**Stated task:**
Search the records for "need". Copy every line where it appears.

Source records
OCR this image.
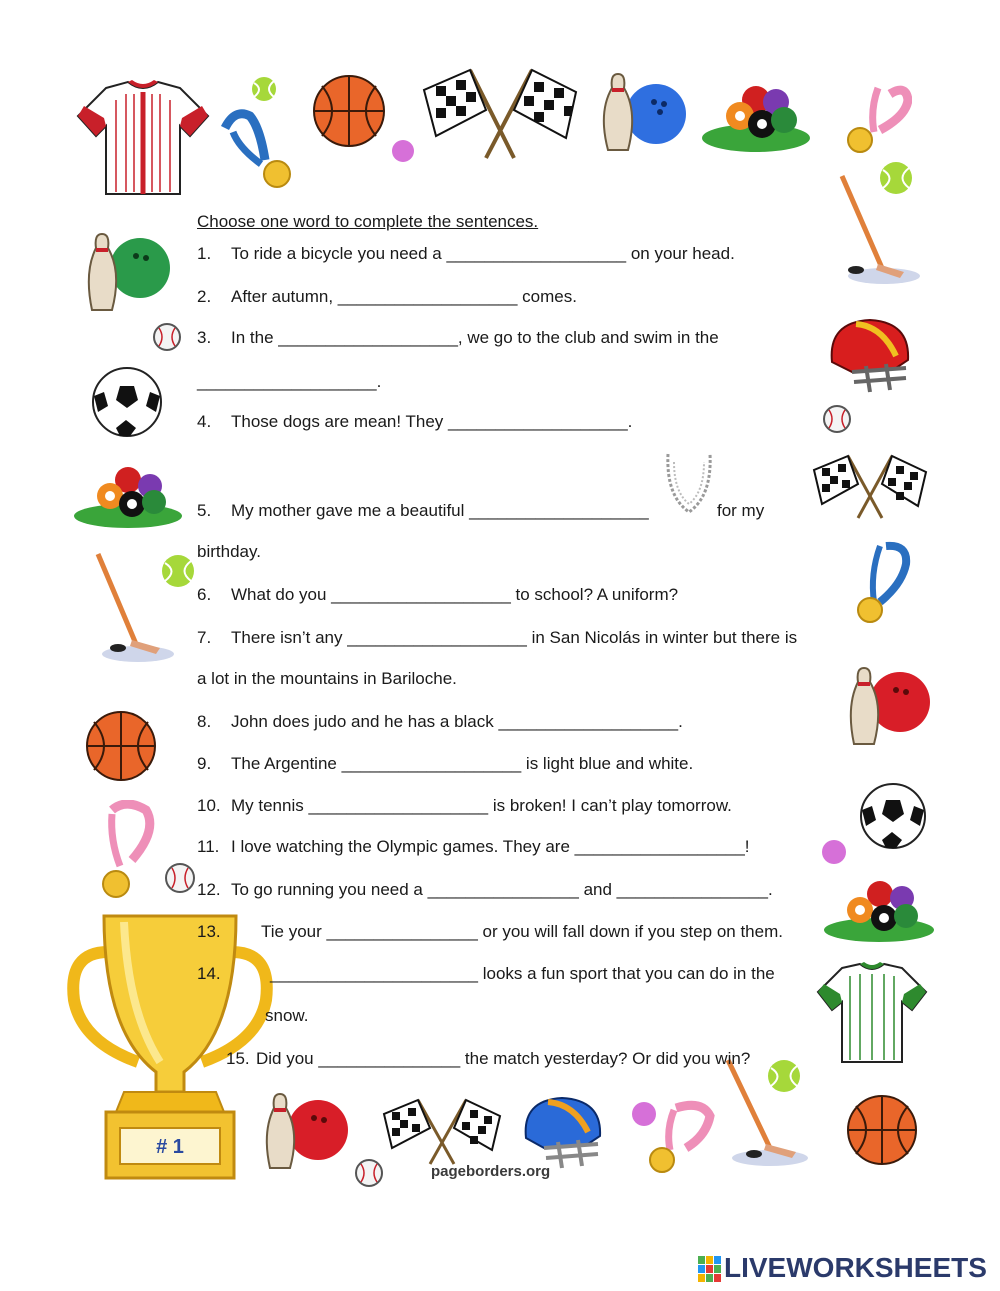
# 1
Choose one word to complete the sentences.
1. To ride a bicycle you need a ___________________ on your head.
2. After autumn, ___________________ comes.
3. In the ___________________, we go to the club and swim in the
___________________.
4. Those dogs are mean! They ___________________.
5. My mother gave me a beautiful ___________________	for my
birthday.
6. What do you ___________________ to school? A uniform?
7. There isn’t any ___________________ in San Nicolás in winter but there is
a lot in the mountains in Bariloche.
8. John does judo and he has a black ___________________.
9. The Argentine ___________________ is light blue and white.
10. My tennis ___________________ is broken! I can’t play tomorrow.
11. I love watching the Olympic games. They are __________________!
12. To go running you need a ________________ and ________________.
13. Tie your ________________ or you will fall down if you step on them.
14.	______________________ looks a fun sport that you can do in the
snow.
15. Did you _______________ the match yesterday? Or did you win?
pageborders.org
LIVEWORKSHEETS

**Expected output:**
1. To ride a bicycle you need a ___________________ on your head.
12. To go running you need a ________________ and ________________.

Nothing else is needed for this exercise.